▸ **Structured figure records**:

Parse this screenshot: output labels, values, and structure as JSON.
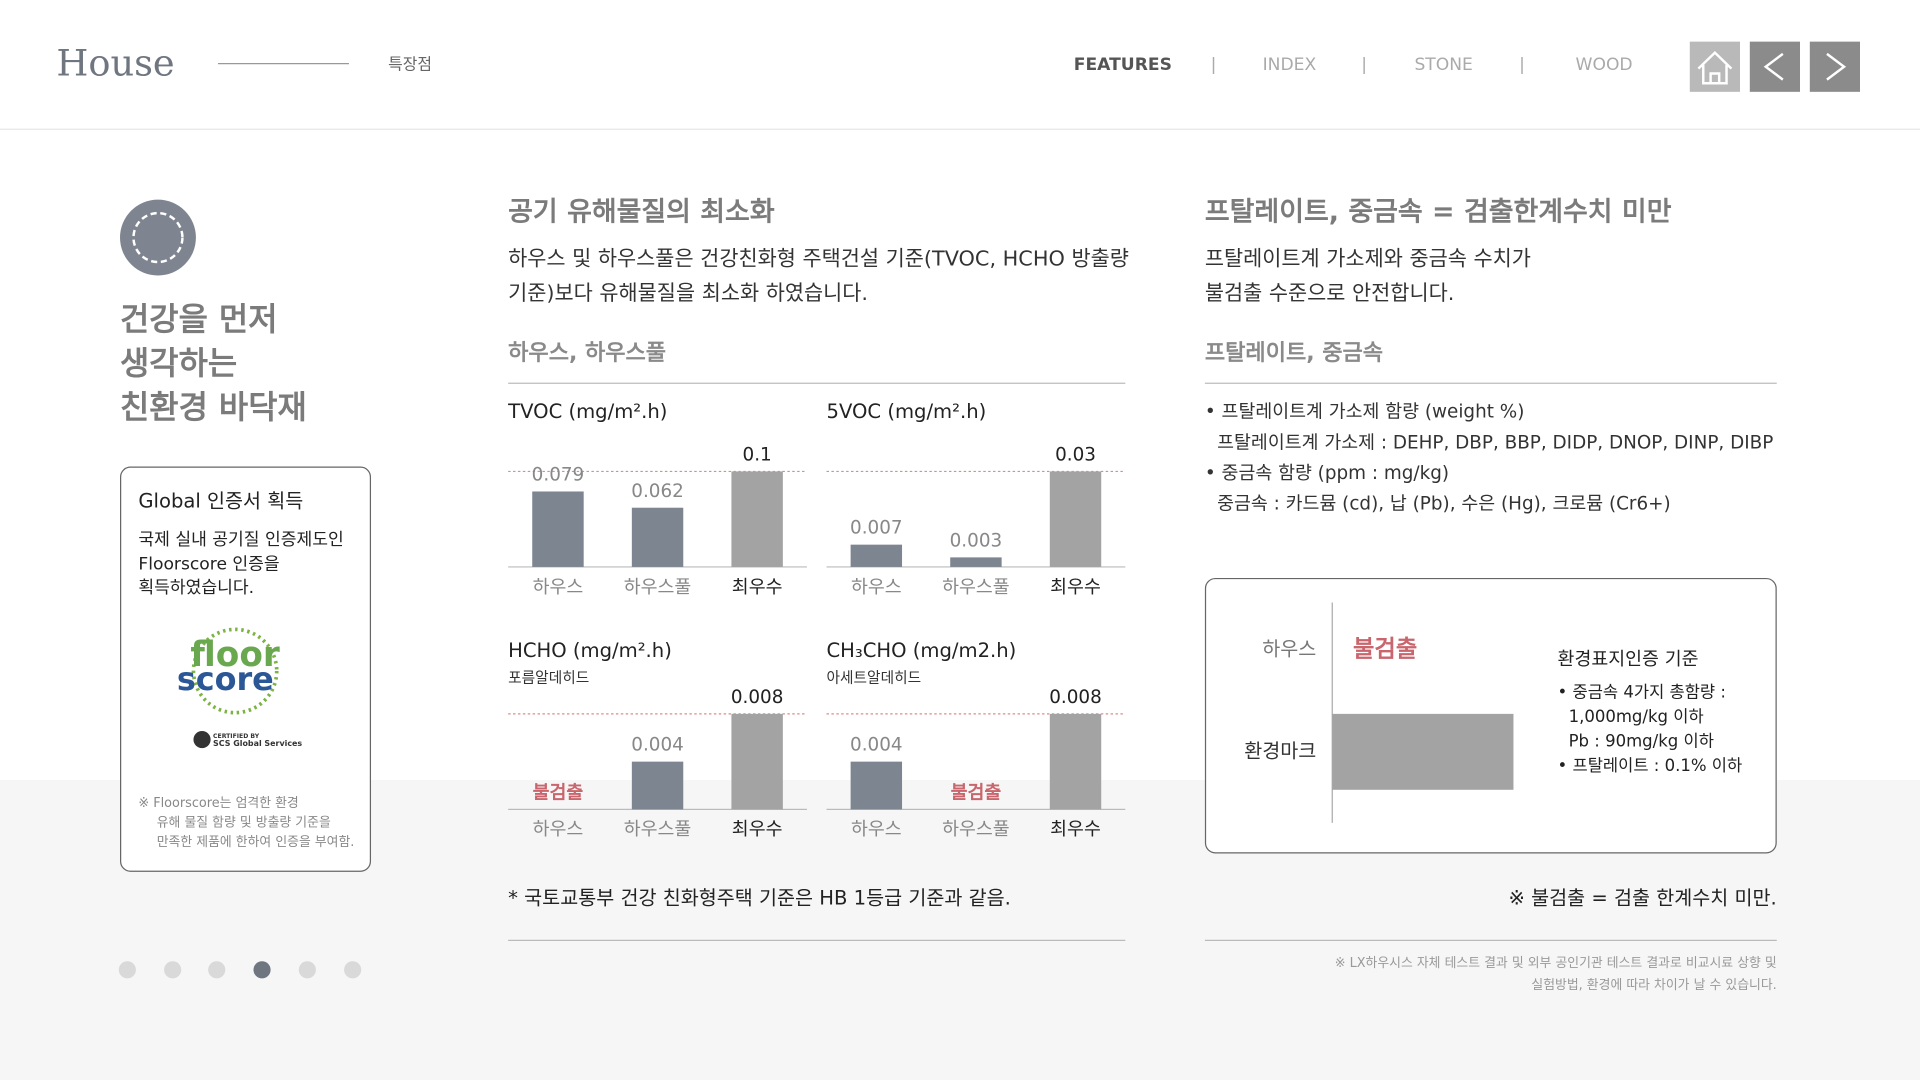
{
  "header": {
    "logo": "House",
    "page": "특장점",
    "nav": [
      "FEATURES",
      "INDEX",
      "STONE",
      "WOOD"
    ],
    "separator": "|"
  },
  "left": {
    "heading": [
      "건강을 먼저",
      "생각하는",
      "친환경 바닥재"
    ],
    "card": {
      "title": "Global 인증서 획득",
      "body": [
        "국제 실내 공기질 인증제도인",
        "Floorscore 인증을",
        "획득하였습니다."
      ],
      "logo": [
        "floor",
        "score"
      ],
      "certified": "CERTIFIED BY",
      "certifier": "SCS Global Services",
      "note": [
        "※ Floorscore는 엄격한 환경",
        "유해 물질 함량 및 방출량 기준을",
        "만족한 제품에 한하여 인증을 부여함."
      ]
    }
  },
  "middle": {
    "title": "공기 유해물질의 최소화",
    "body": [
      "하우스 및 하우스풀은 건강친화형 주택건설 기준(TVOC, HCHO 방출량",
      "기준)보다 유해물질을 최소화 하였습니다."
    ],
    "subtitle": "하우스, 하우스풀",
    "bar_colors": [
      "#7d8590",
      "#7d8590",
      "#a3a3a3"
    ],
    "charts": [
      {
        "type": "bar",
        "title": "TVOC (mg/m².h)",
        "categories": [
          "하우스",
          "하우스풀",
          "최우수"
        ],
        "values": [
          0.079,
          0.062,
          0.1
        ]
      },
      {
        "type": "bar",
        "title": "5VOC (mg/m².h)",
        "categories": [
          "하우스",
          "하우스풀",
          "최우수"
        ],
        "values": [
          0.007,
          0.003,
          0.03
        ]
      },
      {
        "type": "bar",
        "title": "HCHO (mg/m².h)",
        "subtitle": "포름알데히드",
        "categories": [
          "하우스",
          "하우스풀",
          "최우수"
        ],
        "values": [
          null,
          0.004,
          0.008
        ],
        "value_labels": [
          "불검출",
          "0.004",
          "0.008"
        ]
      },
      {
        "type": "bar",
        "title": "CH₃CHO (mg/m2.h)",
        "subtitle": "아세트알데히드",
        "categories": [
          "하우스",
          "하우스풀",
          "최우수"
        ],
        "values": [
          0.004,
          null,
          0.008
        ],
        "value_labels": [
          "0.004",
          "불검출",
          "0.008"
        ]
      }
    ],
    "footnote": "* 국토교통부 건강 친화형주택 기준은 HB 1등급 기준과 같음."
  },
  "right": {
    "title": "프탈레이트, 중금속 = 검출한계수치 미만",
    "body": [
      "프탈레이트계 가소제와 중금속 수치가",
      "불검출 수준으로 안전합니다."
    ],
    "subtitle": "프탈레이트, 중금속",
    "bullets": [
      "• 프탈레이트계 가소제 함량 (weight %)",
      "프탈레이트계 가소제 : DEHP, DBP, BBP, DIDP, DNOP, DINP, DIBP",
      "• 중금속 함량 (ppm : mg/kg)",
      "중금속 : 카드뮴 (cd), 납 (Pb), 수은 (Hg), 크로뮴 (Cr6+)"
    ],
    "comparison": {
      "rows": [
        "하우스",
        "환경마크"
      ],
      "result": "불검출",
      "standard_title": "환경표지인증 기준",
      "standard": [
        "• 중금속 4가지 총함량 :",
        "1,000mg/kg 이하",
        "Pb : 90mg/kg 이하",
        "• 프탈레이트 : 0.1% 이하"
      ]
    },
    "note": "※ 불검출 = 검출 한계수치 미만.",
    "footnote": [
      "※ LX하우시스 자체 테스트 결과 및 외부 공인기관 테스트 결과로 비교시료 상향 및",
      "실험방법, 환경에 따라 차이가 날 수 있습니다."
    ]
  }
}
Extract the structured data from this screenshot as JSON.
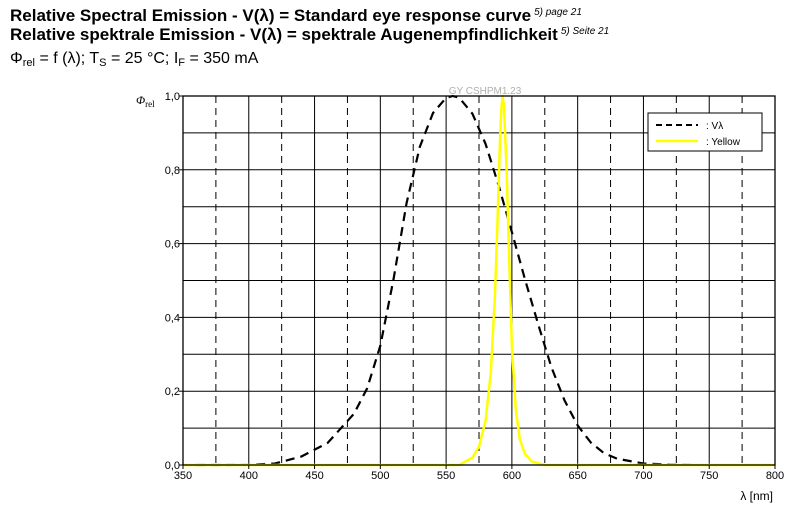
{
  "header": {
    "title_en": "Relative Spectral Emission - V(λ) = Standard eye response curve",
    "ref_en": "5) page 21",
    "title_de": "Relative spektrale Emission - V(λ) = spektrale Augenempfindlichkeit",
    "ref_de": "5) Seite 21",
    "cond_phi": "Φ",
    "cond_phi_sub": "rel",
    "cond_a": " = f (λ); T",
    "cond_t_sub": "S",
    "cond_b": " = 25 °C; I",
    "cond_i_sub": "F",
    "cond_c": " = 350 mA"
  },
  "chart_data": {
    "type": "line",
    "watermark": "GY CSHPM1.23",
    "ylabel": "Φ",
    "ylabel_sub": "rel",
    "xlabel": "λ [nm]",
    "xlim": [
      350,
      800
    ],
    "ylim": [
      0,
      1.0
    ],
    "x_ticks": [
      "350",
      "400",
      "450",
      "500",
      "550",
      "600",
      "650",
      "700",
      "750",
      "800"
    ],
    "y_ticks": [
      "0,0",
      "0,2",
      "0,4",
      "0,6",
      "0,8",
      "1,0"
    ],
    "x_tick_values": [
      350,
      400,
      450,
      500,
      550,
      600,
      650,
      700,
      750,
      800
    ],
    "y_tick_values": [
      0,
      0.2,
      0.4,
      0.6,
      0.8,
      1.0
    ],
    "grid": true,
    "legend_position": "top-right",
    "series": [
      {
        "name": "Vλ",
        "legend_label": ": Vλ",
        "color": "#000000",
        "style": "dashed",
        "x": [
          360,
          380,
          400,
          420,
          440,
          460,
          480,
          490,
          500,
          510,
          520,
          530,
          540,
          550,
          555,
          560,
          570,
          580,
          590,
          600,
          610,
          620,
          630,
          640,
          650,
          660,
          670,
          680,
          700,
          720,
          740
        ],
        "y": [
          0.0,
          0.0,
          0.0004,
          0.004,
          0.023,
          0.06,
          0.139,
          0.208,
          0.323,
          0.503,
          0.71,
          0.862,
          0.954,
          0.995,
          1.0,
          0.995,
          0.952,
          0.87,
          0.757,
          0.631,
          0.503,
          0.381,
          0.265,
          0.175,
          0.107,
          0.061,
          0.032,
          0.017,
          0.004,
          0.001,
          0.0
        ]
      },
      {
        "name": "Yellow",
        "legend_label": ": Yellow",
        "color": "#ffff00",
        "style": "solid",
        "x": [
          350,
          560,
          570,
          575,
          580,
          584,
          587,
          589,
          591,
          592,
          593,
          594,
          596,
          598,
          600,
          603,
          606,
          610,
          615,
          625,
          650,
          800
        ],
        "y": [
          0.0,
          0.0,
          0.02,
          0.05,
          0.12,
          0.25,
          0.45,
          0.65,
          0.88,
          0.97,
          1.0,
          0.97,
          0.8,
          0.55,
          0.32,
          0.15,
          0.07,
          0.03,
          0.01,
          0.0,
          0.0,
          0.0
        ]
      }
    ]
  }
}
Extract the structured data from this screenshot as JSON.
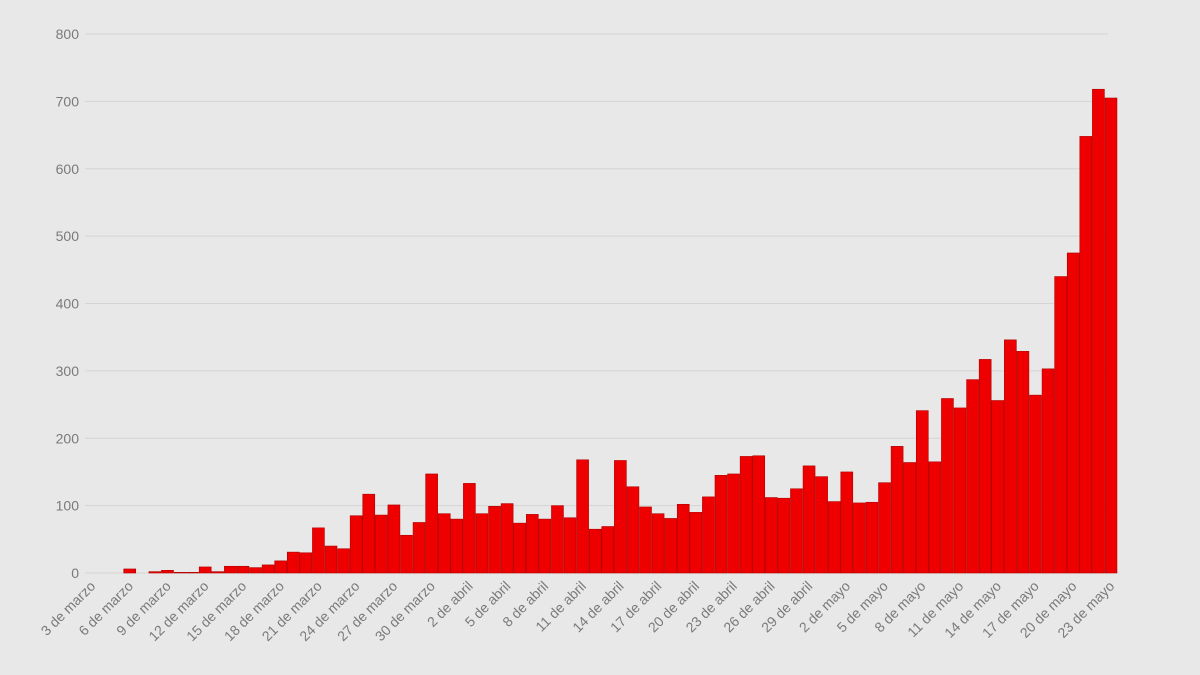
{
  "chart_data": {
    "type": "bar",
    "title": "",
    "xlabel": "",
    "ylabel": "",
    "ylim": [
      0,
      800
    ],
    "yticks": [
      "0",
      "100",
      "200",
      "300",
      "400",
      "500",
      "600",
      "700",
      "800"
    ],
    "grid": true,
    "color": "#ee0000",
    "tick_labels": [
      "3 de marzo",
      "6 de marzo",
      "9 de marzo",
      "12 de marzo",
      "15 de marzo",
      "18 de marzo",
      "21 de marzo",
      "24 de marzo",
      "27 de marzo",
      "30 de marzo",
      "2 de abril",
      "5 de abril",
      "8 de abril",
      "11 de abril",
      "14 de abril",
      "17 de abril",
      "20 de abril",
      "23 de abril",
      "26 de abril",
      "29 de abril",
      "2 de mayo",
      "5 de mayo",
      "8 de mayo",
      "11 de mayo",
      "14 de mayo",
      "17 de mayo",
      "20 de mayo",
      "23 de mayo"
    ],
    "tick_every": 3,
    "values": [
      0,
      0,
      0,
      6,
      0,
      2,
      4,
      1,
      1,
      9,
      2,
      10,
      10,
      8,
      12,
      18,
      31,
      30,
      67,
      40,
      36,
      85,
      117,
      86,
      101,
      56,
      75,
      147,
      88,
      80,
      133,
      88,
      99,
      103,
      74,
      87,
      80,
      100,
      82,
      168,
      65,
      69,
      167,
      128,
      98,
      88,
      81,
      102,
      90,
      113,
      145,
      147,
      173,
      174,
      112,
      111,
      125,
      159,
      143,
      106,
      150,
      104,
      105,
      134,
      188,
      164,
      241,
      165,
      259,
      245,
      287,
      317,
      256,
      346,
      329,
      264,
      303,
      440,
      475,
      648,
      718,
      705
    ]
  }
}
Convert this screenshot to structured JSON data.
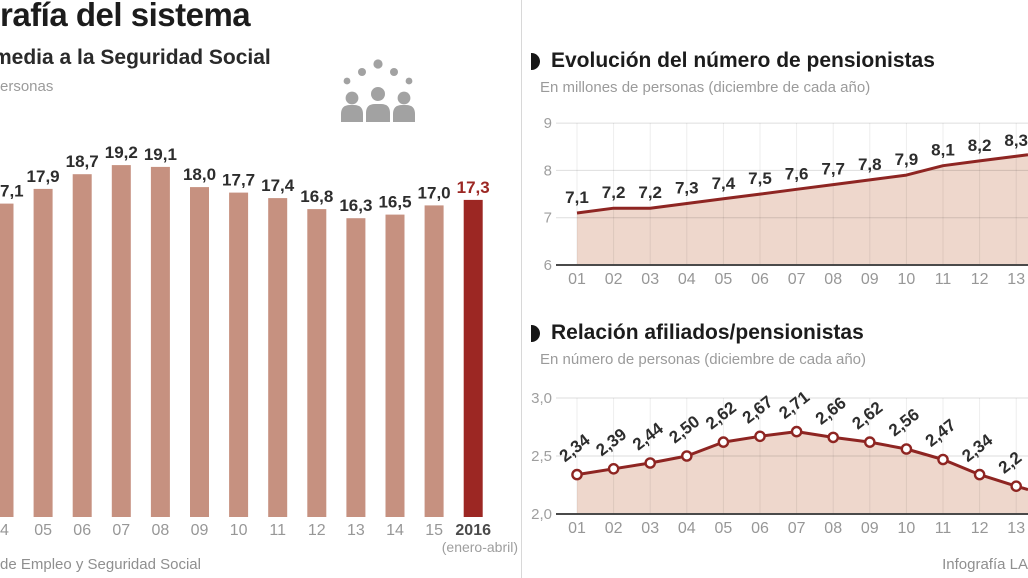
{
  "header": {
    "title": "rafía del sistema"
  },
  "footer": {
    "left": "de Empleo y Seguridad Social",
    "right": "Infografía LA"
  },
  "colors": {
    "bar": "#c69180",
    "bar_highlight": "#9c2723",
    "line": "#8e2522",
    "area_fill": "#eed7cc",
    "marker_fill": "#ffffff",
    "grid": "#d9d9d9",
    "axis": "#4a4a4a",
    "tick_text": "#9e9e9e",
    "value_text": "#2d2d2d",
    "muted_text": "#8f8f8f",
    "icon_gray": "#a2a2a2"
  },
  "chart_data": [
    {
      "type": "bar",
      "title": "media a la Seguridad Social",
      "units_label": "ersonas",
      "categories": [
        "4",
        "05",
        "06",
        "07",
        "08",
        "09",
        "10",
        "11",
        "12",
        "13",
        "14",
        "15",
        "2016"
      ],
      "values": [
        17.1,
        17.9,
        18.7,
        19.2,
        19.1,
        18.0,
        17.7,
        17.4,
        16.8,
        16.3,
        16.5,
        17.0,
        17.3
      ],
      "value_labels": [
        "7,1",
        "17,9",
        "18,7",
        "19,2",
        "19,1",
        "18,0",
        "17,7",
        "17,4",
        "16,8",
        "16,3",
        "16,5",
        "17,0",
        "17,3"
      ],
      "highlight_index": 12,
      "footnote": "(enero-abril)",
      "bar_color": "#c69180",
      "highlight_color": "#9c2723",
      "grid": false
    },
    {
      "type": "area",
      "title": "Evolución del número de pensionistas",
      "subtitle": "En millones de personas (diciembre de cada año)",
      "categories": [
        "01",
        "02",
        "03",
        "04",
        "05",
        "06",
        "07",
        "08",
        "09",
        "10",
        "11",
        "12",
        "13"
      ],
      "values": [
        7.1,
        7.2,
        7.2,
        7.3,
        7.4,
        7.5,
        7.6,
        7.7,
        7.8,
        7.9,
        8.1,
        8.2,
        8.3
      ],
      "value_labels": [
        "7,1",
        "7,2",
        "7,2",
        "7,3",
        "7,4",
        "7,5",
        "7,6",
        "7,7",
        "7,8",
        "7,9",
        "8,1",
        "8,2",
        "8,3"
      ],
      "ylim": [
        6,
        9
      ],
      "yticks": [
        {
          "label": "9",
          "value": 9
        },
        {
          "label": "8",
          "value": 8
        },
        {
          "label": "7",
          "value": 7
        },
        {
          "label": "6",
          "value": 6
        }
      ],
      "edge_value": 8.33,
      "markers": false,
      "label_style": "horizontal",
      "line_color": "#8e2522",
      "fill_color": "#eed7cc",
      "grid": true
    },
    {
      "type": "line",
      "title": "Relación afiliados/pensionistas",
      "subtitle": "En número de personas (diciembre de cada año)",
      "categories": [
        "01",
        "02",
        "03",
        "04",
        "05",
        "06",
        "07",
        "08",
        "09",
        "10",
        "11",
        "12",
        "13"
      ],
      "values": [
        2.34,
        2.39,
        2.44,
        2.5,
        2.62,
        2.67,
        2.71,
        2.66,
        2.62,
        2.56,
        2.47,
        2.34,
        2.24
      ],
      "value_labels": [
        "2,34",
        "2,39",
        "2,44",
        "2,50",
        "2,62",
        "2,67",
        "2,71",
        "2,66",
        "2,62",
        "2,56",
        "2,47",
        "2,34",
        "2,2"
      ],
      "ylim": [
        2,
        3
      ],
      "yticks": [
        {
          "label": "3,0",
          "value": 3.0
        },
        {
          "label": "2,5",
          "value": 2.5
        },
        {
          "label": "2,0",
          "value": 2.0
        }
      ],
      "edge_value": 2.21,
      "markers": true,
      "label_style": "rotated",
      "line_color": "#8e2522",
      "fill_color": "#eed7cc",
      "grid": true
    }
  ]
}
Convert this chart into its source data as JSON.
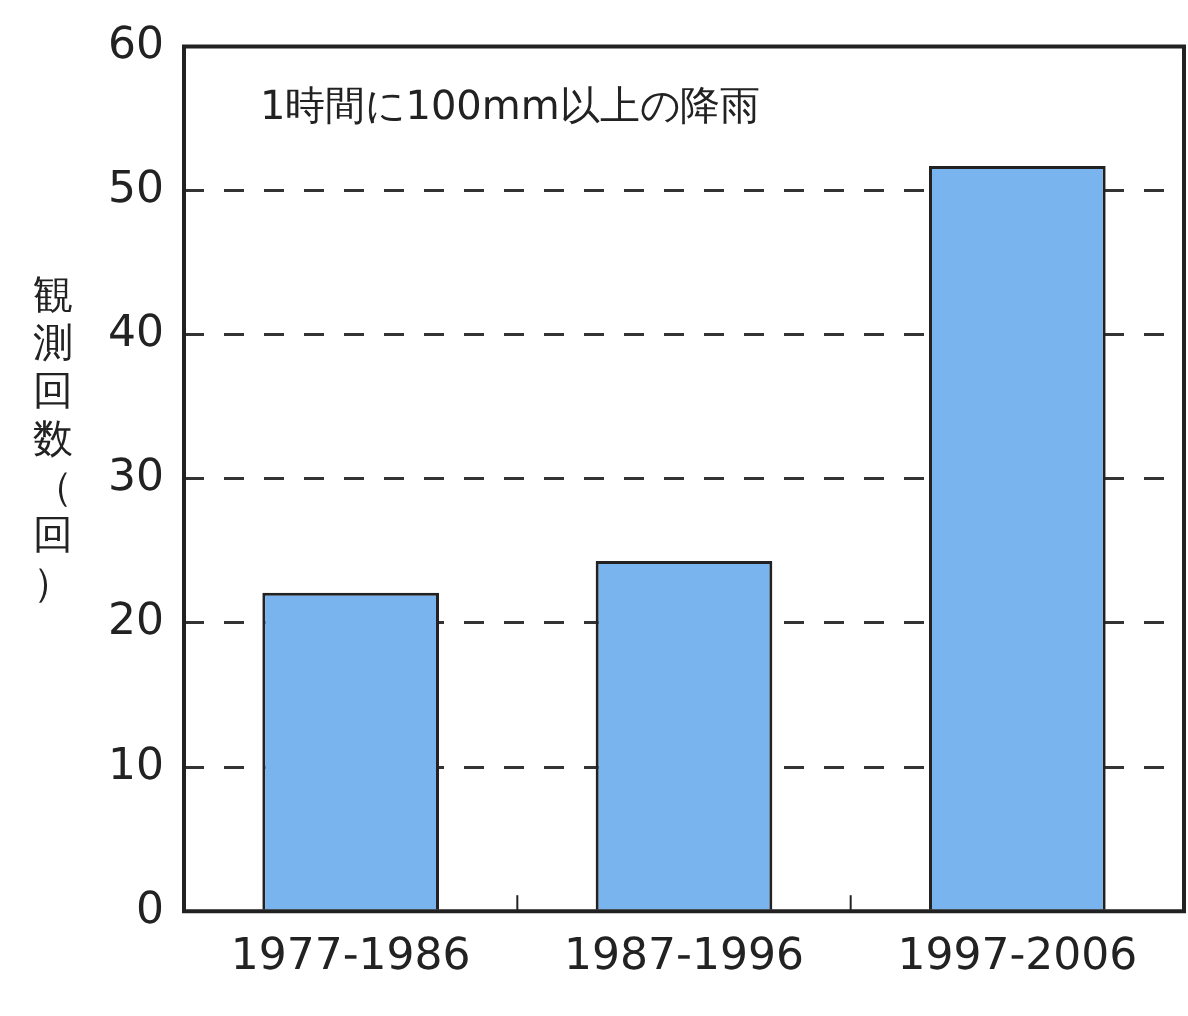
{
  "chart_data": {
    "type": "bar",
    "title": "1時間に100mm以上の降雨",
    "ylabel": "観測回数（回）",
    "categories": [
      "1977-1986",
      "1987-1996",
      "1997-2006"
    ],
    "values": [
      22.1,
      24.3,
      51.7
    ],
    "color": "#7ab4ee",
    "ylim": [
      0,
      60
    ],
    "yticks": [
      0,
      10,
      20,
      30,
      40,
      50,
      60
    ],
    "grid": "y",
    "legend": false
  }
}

▸ **Task description**:
Among the records above, find each line holding the string "HCHO" and pull it out.

▸ **Expected answer**:
      "하우스 및 하우스풀은 건강친화형 주택건설 기준(TVOC, HCHO 방출량",
        "title": "HCHO (mg/m².h)",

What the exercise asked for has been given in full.